**INPUT MATERIAL:**
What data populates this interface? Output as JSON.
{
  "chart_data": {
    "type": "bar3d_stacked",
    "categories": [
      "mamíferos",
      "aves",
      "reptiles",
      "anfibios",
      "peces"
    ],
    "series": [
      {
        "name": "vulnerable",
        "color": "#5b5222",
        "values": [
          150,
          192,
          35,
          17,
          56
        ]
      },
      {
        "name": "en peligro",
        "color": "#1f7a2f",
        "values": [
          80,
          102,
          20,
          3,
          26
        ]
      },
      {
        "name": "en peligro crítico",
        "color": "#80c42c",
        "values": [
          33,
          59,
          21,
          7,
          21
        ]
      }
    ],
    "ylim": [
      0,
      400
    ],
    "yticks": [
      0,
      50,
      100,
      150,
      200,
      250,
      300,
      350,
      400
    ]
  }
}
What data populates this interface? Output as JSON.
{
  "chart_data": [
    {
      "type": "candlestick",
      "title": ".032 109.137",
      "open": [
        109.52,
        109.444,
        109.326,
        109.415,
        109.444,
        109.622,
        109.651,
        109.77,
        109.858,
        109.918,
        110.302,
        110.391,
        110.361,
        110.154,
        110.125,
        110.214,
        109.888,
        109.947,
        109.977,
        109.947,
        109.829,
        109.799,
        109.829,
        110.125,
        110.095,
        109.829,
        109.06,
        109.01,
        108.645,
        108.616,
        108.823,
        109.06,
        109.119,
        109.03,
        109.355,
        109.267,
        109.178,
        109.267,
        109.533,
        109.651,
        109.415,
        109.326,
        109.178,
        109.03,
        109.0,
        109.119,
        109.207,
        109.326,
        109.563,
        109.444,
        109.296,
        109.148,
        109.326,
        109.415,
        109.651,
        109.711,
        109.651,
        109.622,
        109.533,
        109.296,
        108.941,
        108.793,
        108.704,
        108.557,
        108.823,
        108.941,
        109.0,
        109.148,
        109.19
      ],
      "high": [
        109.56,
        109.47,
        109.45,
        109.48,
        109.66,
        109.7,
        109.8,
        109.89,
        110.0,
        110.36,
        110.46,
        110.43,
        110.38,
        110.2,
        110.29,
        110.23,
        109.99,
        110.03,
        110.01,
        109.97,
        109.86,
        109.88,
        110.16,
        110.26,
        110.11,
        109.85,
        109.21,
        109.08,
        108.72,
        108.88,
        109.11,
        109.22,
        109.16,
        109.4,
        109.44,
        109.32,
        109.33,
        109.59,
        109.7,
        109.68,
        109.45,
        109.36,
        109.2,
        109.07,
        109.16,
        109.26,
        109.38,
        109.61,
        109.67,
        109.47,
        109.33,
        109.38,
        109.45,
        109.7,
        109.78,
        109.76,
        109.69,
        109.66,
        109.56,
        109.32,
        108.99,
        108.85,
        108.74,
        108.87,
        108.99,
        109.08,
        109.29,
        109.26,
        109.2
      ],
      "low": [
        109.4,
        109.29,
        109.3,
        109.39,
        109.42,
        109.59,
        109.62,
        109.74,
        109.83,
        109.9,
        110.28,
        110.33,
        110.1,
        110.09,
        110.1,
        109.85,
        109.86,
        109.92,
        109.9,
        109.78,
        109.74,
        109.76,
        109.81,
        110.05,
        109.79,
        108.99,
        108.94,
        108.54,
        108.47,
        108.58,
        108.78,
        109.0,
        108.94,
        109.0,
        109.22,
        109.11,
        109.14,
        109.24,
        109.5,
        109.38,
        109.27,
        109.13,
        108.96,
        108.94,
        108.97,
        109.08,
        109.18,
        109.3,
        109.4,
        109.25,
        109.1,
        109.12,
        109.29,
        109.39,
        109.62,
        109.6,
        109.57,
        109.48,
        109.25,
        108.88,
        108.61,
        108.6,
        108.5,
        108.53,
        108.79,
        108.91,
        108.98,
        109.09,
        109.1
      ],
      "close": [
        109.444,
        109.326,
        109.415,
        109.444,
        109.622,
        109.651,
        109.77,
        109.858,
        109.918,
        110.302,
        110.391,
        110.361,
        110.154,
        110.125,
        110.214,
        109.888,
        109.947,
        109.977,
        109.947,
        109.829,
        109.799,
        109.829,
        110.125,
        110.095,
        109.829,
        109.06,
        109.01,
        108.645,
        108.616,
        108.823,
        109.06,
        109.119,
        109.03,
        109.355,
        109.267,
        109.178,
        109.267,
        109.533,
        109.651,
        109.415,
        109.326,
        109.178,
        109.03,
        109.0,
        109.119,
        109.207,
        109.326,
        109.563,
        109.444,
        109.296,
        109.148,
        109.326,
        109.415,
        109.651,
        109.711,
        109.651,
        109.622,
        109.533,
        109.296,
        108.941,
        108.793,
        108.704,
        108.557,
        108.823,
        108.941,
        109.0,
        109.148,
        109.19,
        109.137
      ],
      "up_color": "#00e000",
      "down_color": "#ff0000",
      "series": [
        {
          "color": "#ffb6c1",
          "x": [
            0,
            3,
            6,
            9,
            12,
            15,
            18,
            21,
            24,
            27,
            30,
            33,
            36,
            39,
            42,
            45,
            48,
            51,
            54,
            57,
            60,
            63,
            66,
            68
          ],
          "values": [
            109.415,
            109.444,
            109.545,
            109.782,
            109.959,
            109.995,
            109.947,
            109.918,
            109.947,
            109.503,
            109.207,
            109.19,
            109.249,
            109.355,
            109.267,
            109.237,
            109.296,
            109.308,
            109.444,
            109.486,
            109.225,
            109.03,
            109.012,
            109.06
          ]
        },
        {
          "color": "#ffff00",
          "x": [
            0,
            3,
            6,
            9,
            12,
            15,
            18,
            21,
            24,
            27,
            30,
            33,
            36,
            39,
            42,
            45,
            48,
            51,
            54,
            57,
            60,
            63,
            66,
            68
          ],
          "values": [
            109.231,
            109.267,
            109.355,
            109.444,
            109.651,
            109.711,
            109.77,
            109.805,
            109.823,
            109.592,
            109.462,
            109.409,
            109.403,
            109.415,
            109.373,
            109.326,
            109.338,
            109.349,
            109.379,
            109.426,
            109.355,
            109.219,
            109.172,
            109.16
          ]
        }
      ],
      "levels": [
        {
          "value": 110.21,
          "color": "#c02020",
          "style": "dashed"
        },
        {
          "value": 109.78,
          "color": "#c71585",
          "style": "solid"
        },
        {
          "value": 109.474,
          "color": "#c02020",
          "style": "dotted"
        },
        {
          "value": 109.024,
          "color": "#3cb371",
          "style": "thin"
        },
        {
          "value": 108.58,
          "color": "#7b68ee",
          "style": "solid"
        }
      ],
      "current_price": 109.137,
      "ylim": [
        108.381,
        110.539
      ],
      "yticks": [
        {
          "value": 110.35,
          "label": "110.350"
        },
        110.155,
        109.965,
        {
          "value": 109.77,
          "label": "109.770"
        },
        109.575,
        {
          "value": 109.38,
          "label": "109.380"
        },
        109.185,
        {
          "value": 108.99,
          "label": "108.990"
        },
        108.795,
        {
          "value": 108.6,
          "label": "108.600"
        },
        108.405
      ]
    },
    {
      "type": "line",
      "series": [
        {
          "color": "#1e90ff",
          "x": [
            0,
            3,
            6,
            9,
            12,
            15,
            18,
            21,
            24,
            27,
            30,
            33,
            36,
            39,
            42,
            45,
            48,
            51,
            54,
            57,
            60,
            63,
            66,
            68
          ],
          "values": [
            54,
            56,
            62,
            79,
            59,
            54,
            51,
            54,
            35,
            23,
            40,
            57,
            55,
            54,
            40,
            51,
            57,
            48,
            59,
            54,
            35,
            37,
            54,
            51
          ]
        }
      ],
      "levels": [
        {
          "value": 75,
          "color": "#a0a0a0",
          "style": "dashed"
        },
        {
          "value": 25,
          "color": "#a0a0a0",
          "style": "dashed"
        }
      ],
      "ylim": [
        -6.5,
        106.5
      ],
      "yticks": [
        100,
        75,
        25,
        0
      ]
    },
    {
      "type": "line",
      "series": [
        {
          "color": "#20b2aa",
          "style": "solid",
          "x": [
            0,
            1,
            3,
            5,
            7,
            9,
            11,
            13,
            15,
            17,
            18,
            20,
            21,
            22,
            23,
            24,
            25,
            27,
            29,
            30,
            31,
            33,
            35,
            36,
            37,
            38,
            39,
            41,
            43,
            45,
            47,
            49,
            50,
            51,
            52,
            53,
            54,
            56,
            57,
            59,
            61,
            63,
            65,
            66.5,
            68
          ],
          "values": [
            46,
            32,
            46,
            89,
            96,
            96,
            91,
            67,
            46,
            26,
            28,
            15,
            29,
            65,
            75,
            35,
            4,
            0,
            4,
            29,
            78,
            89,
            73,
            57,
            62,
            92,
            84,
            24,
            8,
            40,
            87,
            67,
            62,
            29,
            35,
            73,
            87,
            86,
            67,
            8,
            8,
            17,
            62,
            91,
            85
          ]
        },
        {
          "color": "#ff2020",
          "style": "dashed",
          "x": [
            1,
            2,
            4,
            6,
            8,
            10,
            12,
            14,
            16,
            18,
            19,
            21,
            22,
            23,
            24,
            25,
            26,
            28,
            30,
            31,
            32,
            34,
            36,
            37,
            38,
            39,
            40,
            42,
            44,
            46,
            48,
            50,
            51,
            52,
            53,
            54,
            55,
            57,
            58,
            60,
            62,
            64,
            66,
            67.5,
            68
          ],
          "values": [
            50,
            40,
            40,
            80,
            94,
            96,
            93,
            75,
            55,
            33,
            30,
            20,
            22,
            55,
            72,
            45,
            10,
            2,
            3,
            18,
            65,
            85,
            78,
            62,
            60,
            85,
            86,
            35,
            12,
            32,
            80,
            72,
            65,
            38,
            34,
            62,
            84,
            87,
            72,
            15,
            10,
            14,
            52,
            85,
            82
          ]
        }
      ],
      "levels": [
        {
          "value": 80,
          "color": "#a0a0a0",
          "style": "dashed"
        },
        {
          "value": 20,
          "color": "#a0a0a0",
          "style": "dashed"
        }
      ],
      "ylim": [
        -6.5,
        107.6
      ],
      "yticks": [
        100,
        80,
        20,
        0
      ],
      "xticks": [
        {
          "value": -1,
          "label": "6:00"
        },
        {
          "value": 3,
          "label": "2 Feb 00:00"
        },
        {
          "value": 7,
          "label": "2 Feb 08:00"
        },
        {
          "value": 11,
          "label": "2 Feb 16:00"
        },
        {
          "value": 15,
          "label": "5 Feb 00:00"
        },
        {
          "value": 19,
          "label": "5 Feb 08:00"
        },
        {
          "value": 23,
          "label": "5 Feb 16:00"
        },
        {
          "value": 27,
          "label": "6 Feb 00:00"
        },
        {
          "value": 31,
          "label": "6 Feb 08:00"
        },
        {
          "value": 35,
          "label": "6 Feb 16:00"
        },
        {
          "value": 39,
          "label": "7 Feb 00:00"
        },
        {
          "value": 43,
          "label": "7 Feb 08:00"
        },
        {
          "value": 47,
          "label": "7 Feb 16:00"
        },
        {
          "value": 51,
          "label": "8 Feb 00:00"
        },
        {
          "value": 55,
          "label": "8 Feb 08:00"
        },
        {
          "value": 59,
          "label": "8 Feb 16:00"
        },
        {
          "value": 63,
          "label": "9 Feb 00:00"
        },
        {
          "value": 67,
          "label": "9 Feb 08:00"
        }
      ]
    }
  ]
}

**SHORT EXERCISE:**
Select every line above that contains the word "name", and copy it.

**WORKED SOLUTION:**
        "name": "vulnerable",
        "name": "en peligro",
        "name": "en peligro crítico",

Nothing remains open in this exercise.